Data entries
□ □ □ □
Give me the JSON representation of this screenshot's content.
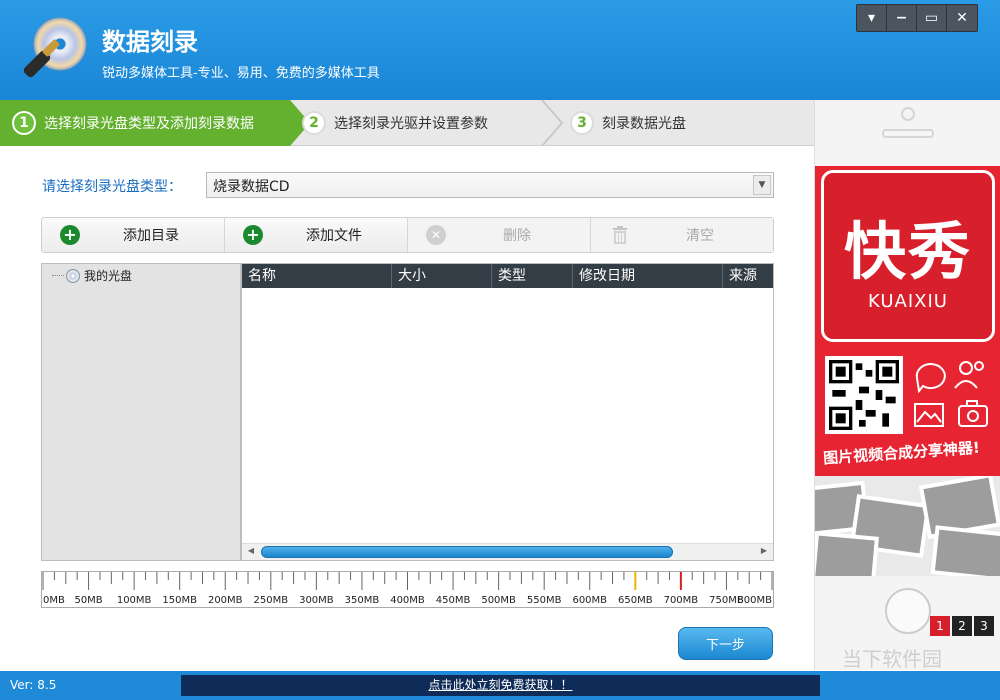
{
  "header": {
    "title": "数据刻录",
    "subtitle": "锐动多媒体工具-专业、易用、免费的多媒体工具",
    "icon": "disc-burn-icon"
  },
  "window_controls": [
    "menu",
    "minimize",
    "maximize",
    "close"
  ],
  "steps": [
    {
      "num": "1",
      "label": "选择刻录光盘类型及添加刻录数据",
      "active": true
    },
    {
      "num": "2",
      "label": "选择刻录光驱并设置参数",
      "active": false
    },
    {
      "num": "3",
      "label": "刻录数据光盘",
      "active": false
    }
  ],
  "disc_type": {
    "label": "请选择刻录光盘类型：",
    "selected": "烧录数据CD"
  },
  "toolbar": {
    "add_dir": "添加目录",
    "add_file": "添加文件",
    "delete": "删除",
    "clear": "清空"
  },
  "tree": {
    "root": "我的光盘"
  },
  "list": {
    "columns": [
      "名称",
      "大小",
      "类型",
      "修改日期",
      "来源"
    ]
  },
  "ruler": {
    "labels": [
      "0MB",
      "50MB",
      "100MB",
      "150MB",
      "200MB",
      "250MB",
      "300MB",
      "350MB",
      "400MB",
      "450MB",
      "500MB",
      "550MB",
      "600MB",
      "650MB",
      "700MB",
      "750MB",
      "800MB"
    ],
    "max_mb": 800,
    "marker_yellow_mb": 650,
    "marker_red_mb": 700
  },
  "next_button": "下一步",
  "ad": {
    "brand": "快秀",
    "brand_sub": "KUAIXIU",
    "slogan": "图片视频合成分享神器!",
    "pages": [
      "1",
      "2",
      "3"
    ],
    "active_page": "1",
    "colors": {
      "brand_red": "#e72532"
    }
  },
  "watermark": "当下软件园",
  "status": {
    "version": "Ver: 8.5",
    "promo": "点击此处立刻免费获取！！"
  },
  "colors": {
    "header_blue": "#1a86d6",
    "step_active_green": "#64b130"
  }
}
□ □ □ □
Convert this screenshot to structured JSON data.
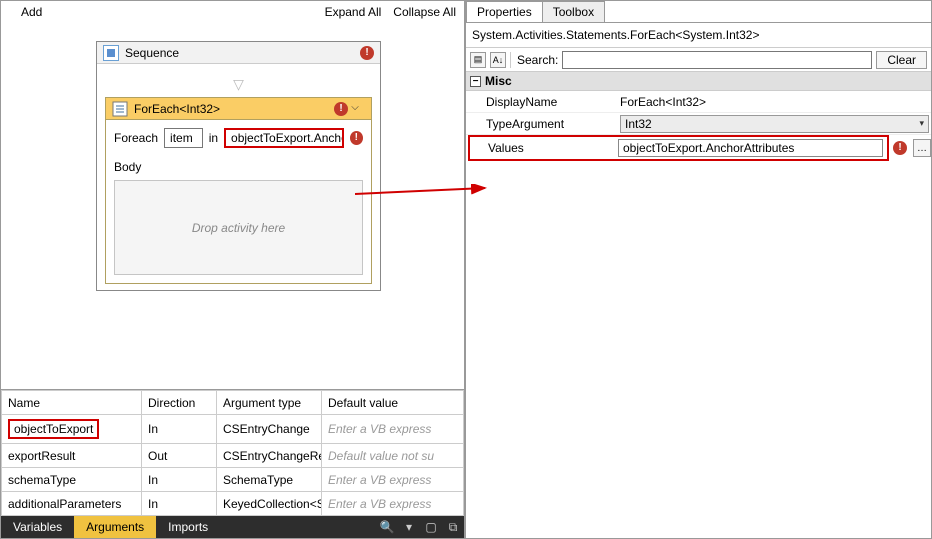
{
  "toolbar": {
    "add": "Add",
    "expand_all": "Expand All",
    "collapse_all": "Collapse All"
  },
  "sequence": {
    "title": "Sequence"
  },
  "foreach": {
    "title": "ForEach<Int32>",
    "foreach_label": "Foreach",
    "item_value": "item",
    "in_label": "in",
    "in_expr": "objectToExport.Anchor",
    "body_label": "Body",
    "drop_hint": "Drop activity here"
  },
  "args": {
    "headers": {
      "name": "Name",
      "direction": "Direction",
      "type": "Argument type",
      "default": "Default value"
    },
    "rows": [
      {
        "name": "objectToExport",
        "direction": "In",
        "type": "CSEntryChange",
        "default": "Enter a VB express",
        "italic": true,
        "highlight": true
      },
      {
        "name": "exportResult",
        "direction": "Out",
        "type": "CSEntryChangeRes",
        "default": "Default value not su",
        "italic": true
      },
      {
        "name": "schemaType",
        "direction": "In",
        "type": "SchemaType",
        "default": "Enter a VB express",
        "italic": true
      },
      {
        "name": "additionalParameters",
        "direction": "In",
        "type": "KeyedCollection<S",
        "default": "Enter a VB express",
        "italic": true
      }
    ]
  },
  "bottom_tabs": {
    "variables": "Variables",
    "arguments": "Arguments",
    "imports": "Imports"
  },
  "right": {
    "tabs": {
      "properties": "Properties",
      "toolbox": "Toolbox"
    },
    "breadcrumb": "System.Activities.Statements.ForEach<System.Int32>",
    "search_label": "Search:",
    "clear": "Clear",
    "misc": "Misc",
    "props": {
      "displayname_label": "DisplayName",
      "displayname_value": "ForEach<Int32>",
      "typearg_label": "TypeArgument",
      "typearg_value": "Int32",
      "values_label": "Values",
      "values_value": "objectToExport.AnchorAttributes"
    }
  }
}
□ □ □ □
Within the listing above, copy each line that has the string "objectToExport".

:: SOLUTION TO THIS EXERCISE ::
    "in_expr": "objectToExport.Anchor",
        "name": "objectToExport",
      "values_value": "objectToExport.AnchorAttributes"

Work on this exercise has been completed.